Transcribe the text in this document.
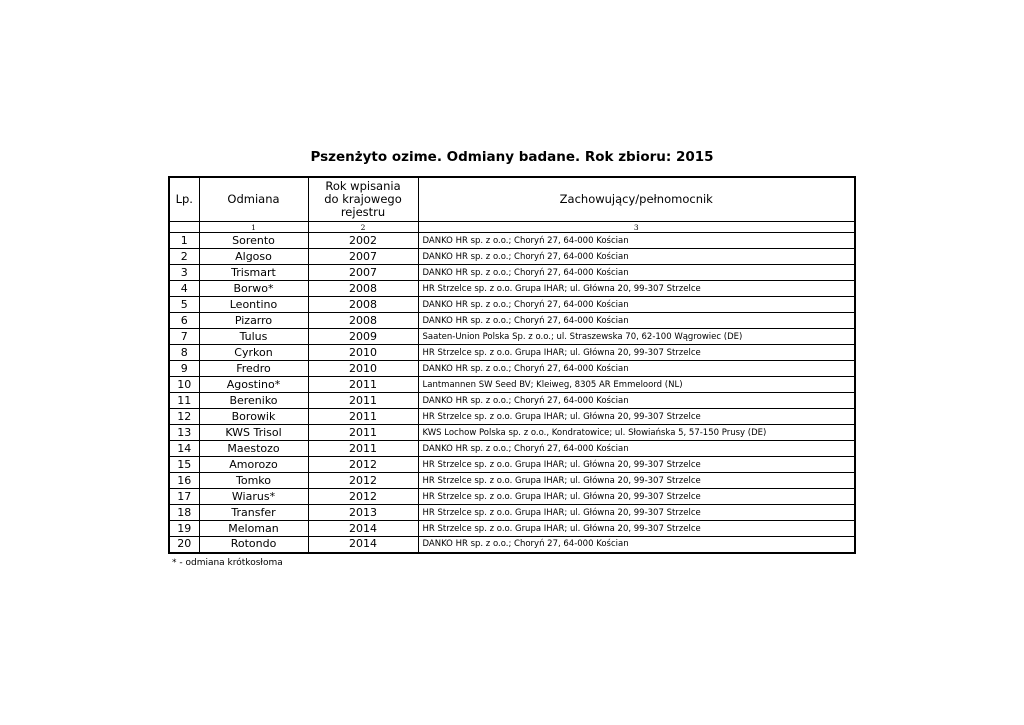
Pszenżyto ozime. Odmiany badane. Rok zbioru: 2015
Lp.	Odmiana	Rok wpisania
do krajowego
rejestru	Zachowujący/pełnomocnik
	1	2	3
1	Sorento	2002	DANKO HR sp. z o.o.; Choryń 27, 64-000 Kościan
2	Algoso	2007	DANKO HR sp. z o.o.; Choryń 27, 64-000 Kościan
3	Trismart	2007	DANKO HR sp. z o.o.; Choryń 27, 64-000 Kościan
4	Borwo*	2008	HR Strzelce sp. z o.o. Grupa IHAR; ul. Główna 20, 99-307 Strzelce
5	Leontino	2008	DANKO HR sp. z o.o.; Choryń 27, 64-000 Kościan
6	Pizarro	2008	DANKO HR sp. z o.o.; Choryń 27, 64-000 Kościan
7	Tulus	2009	Saaten-Union Polska Sp. z o.o.; ul. Straszewska 70, 62-100 Wągrowiec (DE)
8	Cyrkon	2010	HR Strzelce sp. z o.o. Grupa IHAR; ul. Główna 20, 99-307 Strzelce
9	Fredro	2010	DANKO HR sp. z o.o.; Choryń 27, 64-000 Kościan
10	Agostino*	2011	Lantmannen SW Seed BV; Kleiweg, 8305 AR Emmeloord (NL)
11	Bereniko	2011	DANKO HR sp. z o.o.; Choryń 27, 64-000 Kościan
12	Borowik	2011	HR Strzelce sp. z o.o. Grupa IHAR; ul. Główna 20, 99-307 Strzelce
13	KWS Trisol	2011	KWS Lochow Polska sp. z o.o., Kondratowice; ul. Słowiańska 5, 57-150 Prusy (DE)
14	Maestozo	2011	DANKO HR sp. z o.o.; Choryń 27, 64-000 Kościan
15	Amorozo	2012	HR Strzelce sp. z o.o. Grupa IHAR; ul. Główna 20, 99-307 Strzelce
16	Tomko	2012	HR Strzelce sp. z o.o. Grupa IHAR; ul. Główna 20, 99-307 Strzelce
17	Wiarus*	2012	HR Strzelce sp. z o.o. Grupa IHAR; ul. Główna 20, 99-307 Strzelce
18	Transfer	2013	HR Strzelce sp. z o.o. Grupa IHAR; ul. Główna 20, 99-307 Strzelce
19	Meloman	2014	HR Strzelce sp. z o.o. Grupa IHAR; ul. Główna 20, 99-307 Strzelce
20	Rotondo	2014	DANKO HR sp. z o.o.; Choryń 27, 64-000 Kościan
* - odmiana krótkosłoma
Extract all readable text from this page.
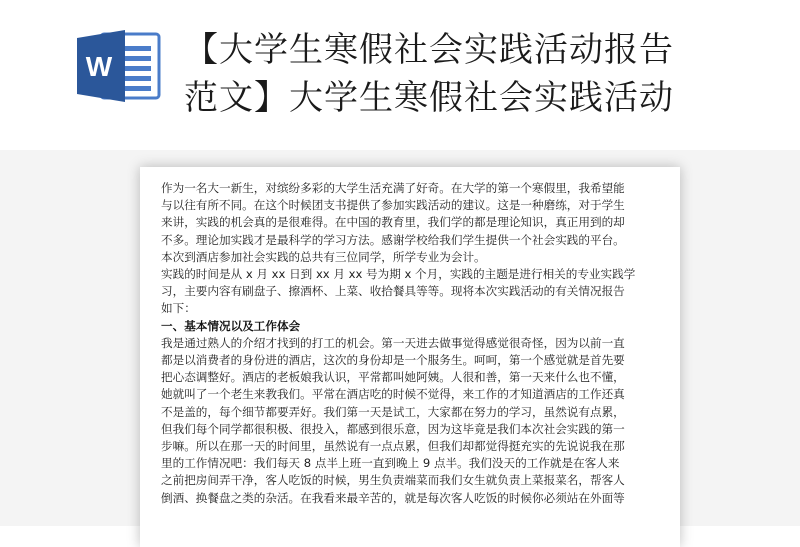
W 【大学生寒假社会实践活动报告
范文】大学生寒假社会实践活动
作为一名大一新生，对缤纷多彩的大学生活充满了好奇。在大学的第一个寒假里，我希望能
与以往有所不同。在这个时候团支书提供了参加实践活动的建议。这是一种磨练，对于学生
来讲，实践的机会真的是很难得。在中国的教育里，我们学的都是理论知识，真正用到的却
不多。理论加实践才是最科学的学习方法。感谢学校给我们学生提供一个社会实践的平台。
本次到酒店参加社会实践的总共有三位同学，所学专业为会计。
实践的时间是从 x 月 xx 日到 xx 月 xx 号为期 x 个月，实践的主题是进行相关的专业实践学
习，主要内容有刷盘子、擦酒杯、上菜、收拾餐具等等。现将本次实践活动的有关情况报告
如下：
一、基本情况以及工作体会
我是通过熟人的介绍才找到的打工的机会。第一天进去做事觉得感觉很奇怪，因为以前一直
都是以消费者的身份进的酒店，这次的身份却是一个服务生。呵呵，第一个感觉就是首先要
把心态调整好。酒店的老板娘我认识，平常都叫她阿姨。人很和善，第一天来什么也不懂，
她就叫了一个老生来教我们。平常在酒店吃的时候不觉得，来工作的才知道酒店的工作还真
不是盖的，每个细节都要弄好。我们第一天是试工，大家都在努力的学习，虽然说有点累，
但我们每个同学都很积极、很投入，都感到很乐意，因为这毕竟是我们本次社会实践的第一
步嘛。所以在那一天的时间里，虽然说有一点点累，但我们却都觉得挺充实的先说说我在那
里的工作情况吧：我们每天 8 点半上班一直到晚上 9 点半。我们没天的工作就是在客人来
之前把房间弄干净，客人吃饭的时候，男生负责端菜而我们女生就负责上菜报菜名，帮客人
倒酒、换餐盘之类的杂活。在我看来最辛苦的，就是每次客人吃饭的时候你必须站在外面等
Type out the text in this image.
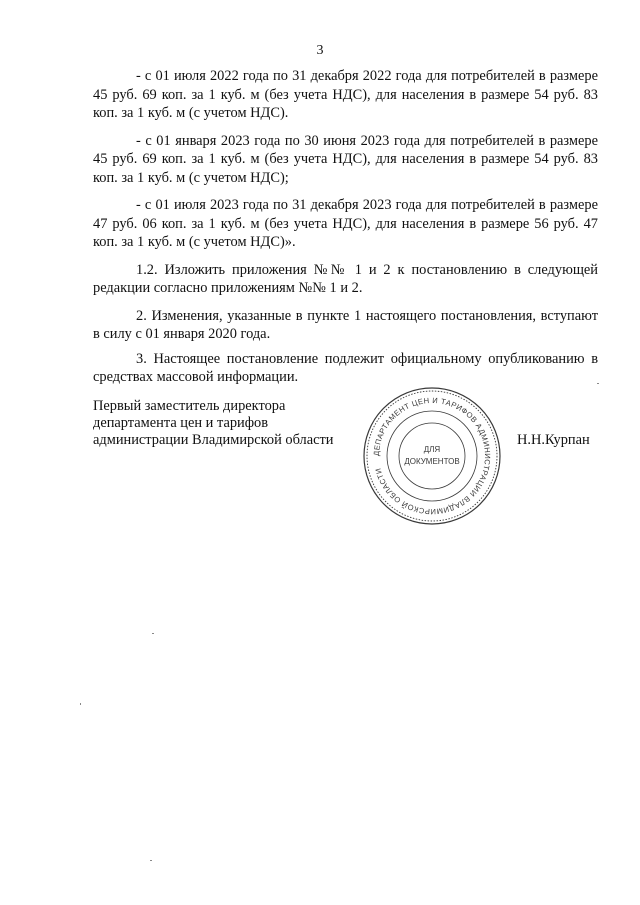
3

- с 01 июля 2022 года по 31 декабря 2022 года для потребителей в размере 45 руб. 69 коп. за 1 куб. м (без учета НДС), для населения в размере 54 руб. 83 коп. за 1 куб. м (с учетом НДС).

- с 01 января 2023 года по 30 июня 2023 года для потребителей в размере 45 руб. 69 коп. за 1 куб. м (без учета НДС), для населения в размере 54 руб. 83 коп. за 1 куб. м (с учетом НДС);

- с 01 июля 2023 года по 31 декабря 2023 года для потребителей в размере 47 руб. 06 коп. за 1 куб. м (без учета НДС), для населения в размере 56 руб. 47 коп. за 1 куб. м (с учетом НДС)».

1.2. Изложить приложения №№ 1 и 2 к постановлению в следующей редакции согласно приложениям №№ 1 и 2.

2. Изменения, указанные в пункте 1 настоящего постановления, вступают в силу с 01 января 2020 года.

3. Настоящее постановление подлежит официальному опубликованию в средствах массовой информации.

Первый заместитель директора
департамента цен и тарифов
администрации Владимирской области	Н.Н.Курпан
ДЕПАРТАМЕНТ ЦЕН И ТАРИФОВ АДМИНИСТРАЦИИ ВЛАДИМИРСКОЙ ОБЛАСТИ
ДЛЯ
ДОКУМЕНТОВ
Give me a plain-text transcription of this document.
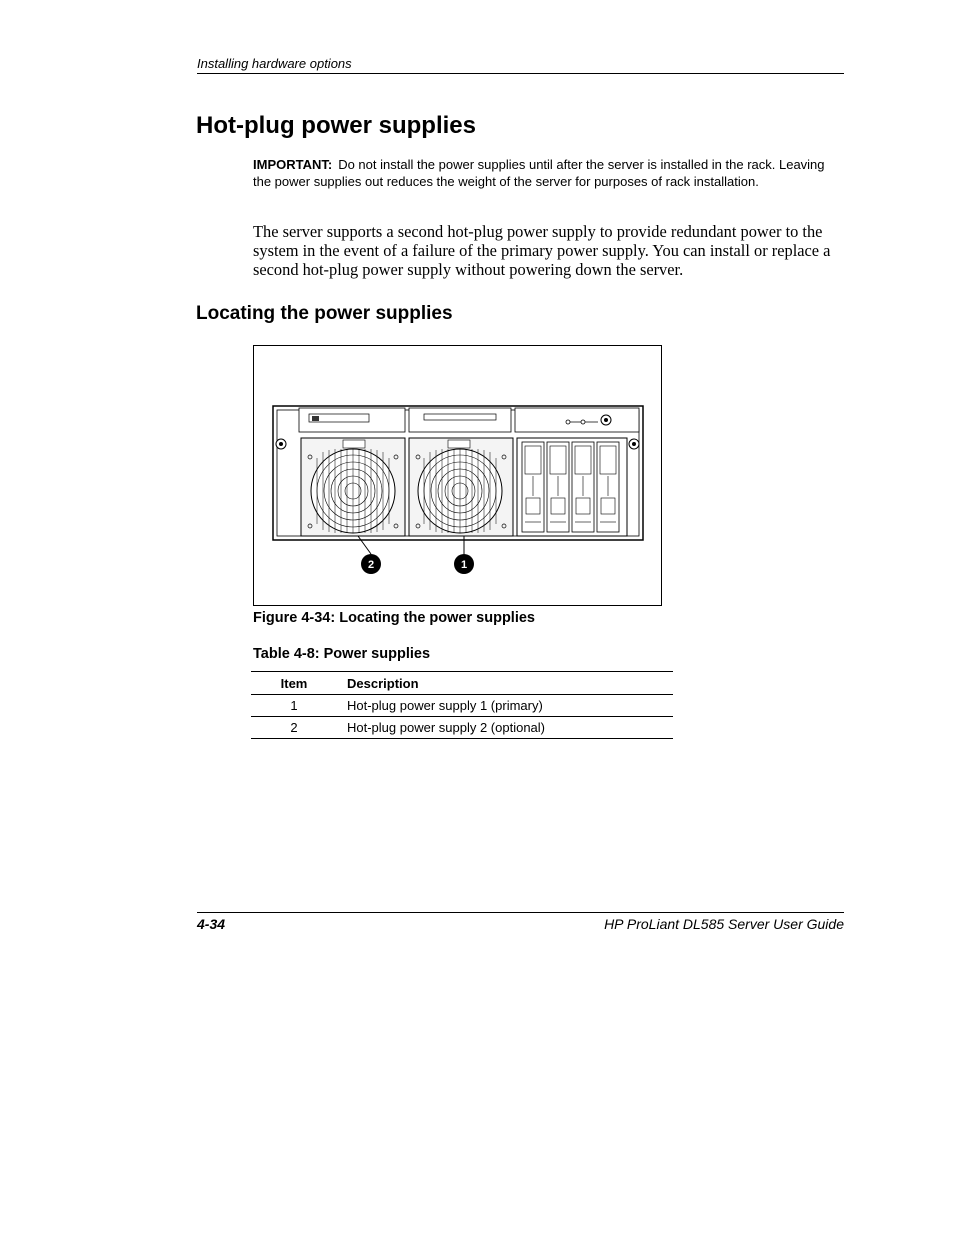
Installing hardware options
Hot-plug power supplies
IMPORTANT: Do not install the power supplies until after the server is installed in the rack. Leaving the power supplies out reduces the weight of the server for purposes of rack installation.

The server supports a second hot-plug power supply to provide redundant power to the system in the event of a failure of the primary power supply. You can install or replace a second hot-plug power supply without powering down the server.

Locating the power supplies
2	1
Figure 4-34: Locating the power supplies
Table 4-8: Power supplies
Item	Description
1	Hot-plug power supply 1 (primary)
2	Hot-plug power supply 2 (optional)
4-34	HP ProLiant DL585 Server User Guide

______________________________

- **THE TASK**: Images do not belong in the copy; reproduce all other parts of the records above verbatim.

- **EXERCISE ANSWER**:
Transcribe the text in this document.
Pszenżyto ozime. Odmiany badane. Rok zbioru: 2015
Lp.	Odmiana	Rok wpisania
do krajowego
rejestru	Zachowujący/pełnomocnik
	1	2	3
1	Sorento	2002	DANKO HR sp. z o.o.; Choryń 27, 64-000 Kościan
2	Algoso	2007	DANKO HR sp. z o.o.; Choryń 27, 64-000 Kościan
3	Trismart	2007	DANKO HR sp. z o.o.; Choryń 27, 64-000 Kościan
4	Borwo*	2008	HR Strzelce sp. z o.o. Grupa IHAR; ul. Główna 20, 99-307 Strzelce
5	Leontino	2008	DANKO HR sp. z o.o.; Choryń 27, 64-000 Kościan
6	Pizarro	2008	DANKO HR sp. z o.o.; Choryń 27, 64-000 Kościan
7	Tulus	2009	Saaten-Union Polska Sp. z o.o.; ul. Straszewska 70, 62-100 Wągrowiec (DE)
8	Cyrkon	2010	HR Strzelce sp. z o.o. Grupa IHAR; ul. Główna 20, 99-307 Strzelce
9	Fredro	2010	DANKO HR sp. z o.o.; Choryń 27, 64-000 Kościan
10	Agostino*	2011	Lantmannen SW Seed BV; Kleiweg, 8305 AR Emmeloord (NL)
11	Bereniko	2011	DANKO HR sp. z o.o.; Choryń 27, 64-000 Kościan
12	Borowik	2011	HR Strzelce sp. z o.o. Grupa IHAR; ul. Główna 20, 99-307 Strzelce
13	KWS Trisol	2011	KWS Lochow Polska sp. z o.o., Kondratowice; ul. Słowiańska 5, 57-150 Prusy (DE)
14	Maestozo	2011	DANKO HR sp. z o.o.; Choryń 27, 64-000 Kościan
15	Amorozo	2012	HR Strzelce sp. z o.o. Grupa IHAR; ul. Główna 20, 99-307 Strzelce
16	Tomko	2012	HR Strzelce sp. z o.o. Grupa IHAR; ul. Główna 20, 99-307 Strzelce
17	Wiarus*	2012	HR Strzelce sp. z o.o. Grupa IHAR; ul. Główna 20, 99-307 Strzelce
18	Transfer	2013	HR Strzelce sp. z o.o. Grupa IHAR; ul. Główna 20, 99-307 Strzelce
19	Meloman	2014	HR Strzelce sp. z o.o. Grupa IHAR; ul. Główna 20, 99-307 Strzelce
20	Rotondo	2014	DANKO HR sp. z o.o.; Choryń 27, 64-000 Kościan
* - odmiana krótkosłoma
Extract all readable text from this page.
W 【大学生寒假社会实践活动报告
范文】大学生寒假社会实践活动
作为一名大一新生，对缤纷多彩的大学生活充满了好奇。在大学的第一个寒假里，我希望能
与以往有所不同。在这个时候团支书提供了参加实践活动的建议。这是一种磨练，对于学生
来讲，实践的机会真的是很难得。在中国的教育里，我们学的都是理论知识，真正用到的却
不多。理论加实践才是最科学的学习方法。感谢学校给我们学生提供一个社会实践的平台。
本次到酒店参加社会实践的总共有三位同学，所学专业为会计。
实践的时间是从 x 月 xx 日到 xx 月 xx 号为期 x 个月，实践的主题是进行相关的专业实践学
习，主要内容有刷盘子、擦酒杯、上菜、收拾餐具等等。现将本次实践活动的有关情况报告
如下：
一、基本情况以及工作体会
我是通过熟人的介绍才找到的打工的机会。第一天进去做事觉得感觉很奇怪，因为以前一直
都是以消费者的身份进的酒店，这次的身份却是一个服务生。呵呵，第一个感觉就是首先要
把心态调整好。酒店的老板娘我认识，平常都叫她阿姨。人很和善，第一天来什么也不懂，
她就叫了一个老生来教我们。平常在酒店吃的时候不觉得，来工作的才知道酒店的工作还真
不是盖的，每个细节都要弄好。我们第一天是试工，大家都在努力的学习，虽然说有点累，
但我们每个同学都很积极、很投入，都感到很乐意，因为这毕竟是我们本次社会实践的第一
步嘛。所以在那一天的时间里，虽然说有一点点累，但我们却都觉得挺充实的先说说我在那
里的工作情况吧：我们每天 8 点半上班一直到晚上 9 点半。我们没天的工作就是在客人来
之前把房间弄干净，客人吃饭的时候，男生负责端菜而我们女生就负责上菜报菜名，帮客人
倒酒、换餐盘之类的杂活。在我看来最辛苦的，就是每次客人吃饭的时候你必须站在外面等
Type out the text in this image.
3

- с 01 июля 2022 года по 31 декабря 2022 года для потребителей в размере 45 руб. 69 коп. за 1 куб. м (без учета НДС), для населения в размере 54 руб. 83 коп. за 1 куб. м (с учетом НДС).

- с 01 января 2023 года по 30 июня 2023 года для потребителей в размере 45 руб. 69 коп. за 1 куб. м (без учета НДС), для населения в размере 54 руб. 83 коп. за 1 куб. м (с учетом НДС);

- с 01 июля 2023 года по 31 декабря 2023 года для потребителей в размере 47 руб. 06 коп. за 1 куб. м (без учета НДС), для населения в размере 56 руб. 47 коп. за 1 куб. м (с учетом НДС)».

1.2. Изложить приложения №№ 1 и 2 к постановлению в следующей редакции согласно приложениям №№ 1 и 2.

2. Изменения, указанные в пункте 1 настоящего постановления, вступают в силу с 01 января 2020 года.

3. Настоящее постановление подлежит официальному опубликованию в средствах массовой информации.

Первый заместитель директора
департамента цен и тарифов
администрации Владимирской области	Н.Н.Курпан
ДЕПАРТАМЕНТ ЦЕН И ТАРИФОВ АДМИНИСТРАЦИИ ВЛАДИМИРСКОЙ ОБЛАСТИ
ДЛЯ
ДОКУМЕНТОВ
Give me a plain-text transcription of this document.
Installing hardware options
Hot-plug power supplies
IMPORTANT: Do not install the power supplies until after the server is installed in the rack. Leaving the power supplies out reduces the weight of the server for purposes of rack installation.

The server supports a second hot-plug power supply to provide redundant power to the system in the event of a failure of the primary power supply. You can install or replace a second hot-plug power supply without powering down the server.

Locating the power supplies
2	1
Figure 4-34: Locating the power supplies
Table 4-8: Power supplies
Item	Description
1	Hot-plug power supply 1 (primary)
2	Hot-plug power supply 2 (optional)
4-34	HP ProLiant DL585 Server User Guide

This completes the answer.